Required work »
Reproduce all entries precisely as they are written.

▬▬▬▬▬▬▬▬▬▬

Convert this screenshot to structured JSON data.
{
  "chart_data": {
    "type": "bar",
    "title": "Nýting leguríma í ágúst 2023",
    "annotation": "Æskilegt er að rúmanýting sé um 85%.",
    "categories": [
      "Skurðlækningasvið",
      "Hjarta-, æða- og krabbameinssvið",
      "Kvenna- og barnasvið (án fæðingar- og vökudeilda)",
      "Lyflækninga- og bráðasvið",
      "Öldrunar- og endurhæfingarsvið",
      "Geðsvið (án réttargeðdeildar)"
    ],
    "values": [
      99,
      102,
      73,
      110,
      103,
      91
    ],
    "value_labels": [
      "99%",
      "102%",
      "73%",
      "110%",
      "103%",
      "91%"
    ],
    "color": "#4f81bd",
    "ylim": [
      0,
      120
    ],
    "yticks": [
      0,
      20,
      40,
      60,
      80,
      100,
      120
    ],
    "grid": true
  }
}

▬▬▬▬▬▬▬▬▬▬

Full answer »
Convert this screenshot to structured JSON data.
{
  "chart_data": {
    "type": "bar",
    "title": "Nýting leguríma í ágúst 2023",
    "annotation": "Æskilegt er að rúmanýting sé um 85%.",
    "categories": [
      "Skurðlækningasvið",
      "Hjarta-, æða- og krabbameinssvið",
      "Kvenna- og barnasvið (án fæðingar- og vökudeilda)",
      "Lyflækninga- og bráðasvið",
      "Öldrunar- og endurhæfingarsvið",
      "Geðsvið (án réttargeðdeildar)"
    ],
    "values": [
      99,
      102,
      73,
      110,
      103,
      91
    ],
    "value_labels": [
      "99%",
      "102%",
      "73%",
      "110%",
      "103%",
      "91%"
    ],
    "color": "#4f81bd",
    "ylim": [
      0,
      120
    ],
    "yticks": [
      0,
      20,
      40,
      60,
      80,
      100,
      120
    ],
    "grid": true
  }
}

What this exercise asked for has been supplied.